> _TASK PROMPT_:
Make an exact copy of all the data.

▽

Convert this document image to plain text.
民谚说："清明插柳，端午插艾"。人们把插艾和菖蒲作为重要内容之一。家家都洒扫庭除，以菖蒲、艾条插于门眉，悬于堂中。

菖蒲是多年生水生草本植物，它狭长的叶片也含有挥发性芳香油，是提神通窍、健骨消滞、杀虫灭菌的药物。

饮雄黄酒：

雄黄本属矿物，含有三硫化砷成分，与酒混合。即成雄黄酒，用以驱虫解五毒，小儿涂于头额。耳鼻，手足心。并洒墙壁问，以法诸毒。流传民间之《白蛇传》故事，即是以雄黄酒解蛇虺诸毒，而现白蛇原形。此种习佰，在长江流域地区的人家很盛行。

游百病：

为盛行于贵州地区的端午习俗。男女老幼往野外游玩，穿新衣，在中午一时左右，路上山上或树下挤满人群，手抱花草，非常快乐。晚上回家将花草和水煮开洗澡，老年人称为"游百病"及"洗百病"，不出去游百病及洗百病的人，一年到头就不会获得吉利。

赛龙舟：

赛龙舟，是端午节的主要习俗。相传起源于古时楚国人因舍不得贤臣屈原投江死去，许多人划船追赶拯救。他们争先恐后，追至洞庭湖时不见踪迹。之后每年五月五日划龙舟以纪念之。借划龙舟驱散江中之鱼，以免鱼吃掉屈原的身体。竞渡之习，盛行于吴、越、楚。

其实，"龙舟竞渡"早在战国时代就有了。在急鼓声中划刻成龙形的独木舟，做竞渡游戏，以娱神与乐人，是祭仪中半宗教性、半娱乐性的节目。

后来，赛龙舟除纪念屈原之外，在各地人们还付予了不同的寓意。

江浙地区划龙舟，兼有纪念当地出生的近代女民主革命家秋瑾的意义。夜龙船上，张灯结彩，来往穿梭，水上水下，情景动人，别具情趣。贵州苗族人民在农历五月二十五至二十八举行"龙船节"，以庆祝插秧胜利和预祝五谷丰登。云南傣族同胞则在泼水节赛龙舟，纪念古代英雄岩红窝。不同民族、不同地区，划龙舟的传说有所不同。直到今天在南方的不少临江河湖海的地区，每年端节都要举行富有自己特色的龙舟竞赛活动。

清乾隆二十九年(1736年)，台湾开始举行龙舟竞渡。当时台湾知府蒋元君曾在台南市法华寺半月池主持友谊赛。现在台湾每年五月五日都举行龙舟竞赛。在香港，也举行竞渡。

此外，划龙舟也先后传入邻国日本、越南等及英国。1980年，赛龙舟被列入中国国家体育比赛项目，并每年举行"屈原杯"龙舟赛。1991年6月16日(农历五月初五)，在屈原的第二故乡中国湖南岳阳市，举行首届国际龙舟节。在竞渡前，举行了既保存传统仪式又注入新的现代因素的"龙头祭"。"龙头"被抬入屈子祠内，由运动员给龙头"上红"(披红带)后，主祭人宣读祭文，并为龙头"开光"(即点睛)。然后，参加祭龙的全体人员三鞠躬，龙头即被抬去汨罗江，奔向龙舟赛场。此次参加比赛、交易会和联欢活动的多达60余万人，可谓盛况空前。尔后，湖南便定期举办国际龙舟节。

△

> _RESPONSE_:
Convert this document image to plain text.
民谚说："清明插柳，端午插艾"。人们把插艾和菖蒲作为重要内容之一。家家都洒扫庭除，以菖蒲、艾条插于门眉，悬于堂中。

菖蒲是多年生水生草本植物，它狭长的叶片也含有挥发性芳香油，是提神通窍、健骨消滞、杀虫灭菌的药物。

饮雄黄酒：

雄黄本属矿物，含有三硫化砷成分，与酒混合。即成雄黄酒，用以驱虫解五毒，小儿涂于头额。耳鼻，手足心。并洒墙壁问，以法诸毒。流传民间之《白蛇传》故事，即是以雄黄酒解蛇虺诸毒，而现白蛇原形。此种习佰，在长江流域地区的人家很盛行。

游百病：

为盛行于贵州地区的端午习俗。男女老幼往野外游玩，穿新衣，在中午一时左右，路上山上或树下挤满人群，手抱花草，非常快乐。晚上回家将花草和水煮开洗澡，老年人称为"游百病"及"洗百病"，不出去游百病及洗百病的人，一年到头就不会获得吉利。

赛龙舟：

赛龙舟，是端午节的主要习俗。相传起源于古时楚国人因舍不得贤臣屈原投江死去，许多人划船追赶拯救。他们争先恐后，追至洞庭湖时不见踪迹。之后每年五月五日划龙舟以纪念之。借划龙舟驱散江中之鱼，以免鱼吃掉屈原的身体。竞渡之习，盛行于吴、越、楚。

其实，"龙舟竞渡"早在战国时代就有了。在急鼓声中划刻成龙形的独木舟，做竞渡游戏，以娱神与乐人，是祭仪中半宗教性、半娱乐性的节目。

后来，赛龙舟除纪念屈原之外，在各地人们还付予了不同的寓意。

江浙地区划龙舟，兼有纪念当地出生的近代女民主革命家秋瑾的意义。夜龙船上，张灯结彩，来往穿梭，水上水下，情景动人，别具情趣。贵州苗族人民在农历五月二十五至二十八举行"龙船节"，以庆祝插秧胜利和预祝五谷丰登。云南傣族同胞则在泼水节赛龙舟，纪念古代英雄岩红窝。不同民族、不同地区，划龙舟的传说有所不同。直到今天在南方的不少临江河湖海的地区，每年端节都要举行富有自己特色的龙舟竞赛活动。

清乾隆二十九年(1736年)，台湾开始举行龙舟竞渡。当时台湾知府蒋元君曾在台南市法华寺半月池主持友谊赛。现在台湾每年五月五日都举行龙舟竞赛。在香港，也举行竞渡。

此外，划龙舟也先后传入邻国日本、越南等及英国。1980年，赛龙舟被列入中国国家体育比赛项目，并每年举行"屈原杯"龙舟赛。1991年6月16日(农历五月初五)，在屈原的第二故乡中国湖南岳阳市，举行首届国际龙舟节。在竞渡前，举行了既保存传统仪式又注入新的现代因素的"龙头祭"。"龙头"被抬入屈子祠内，由运动员给龙头"上红"(披红带)后，主祭人宣读祭文，并为龙头"开光"(即点睛)。然后，参加祭龙的全体人员三鞠躬，龙头即被抬去汨罗江，奔向龙舟赛场。此次参加比赛、交易会和联欢活动的多达60余万人，可谓盛况空前。尔后，湖南便定期举办国际龙舟节。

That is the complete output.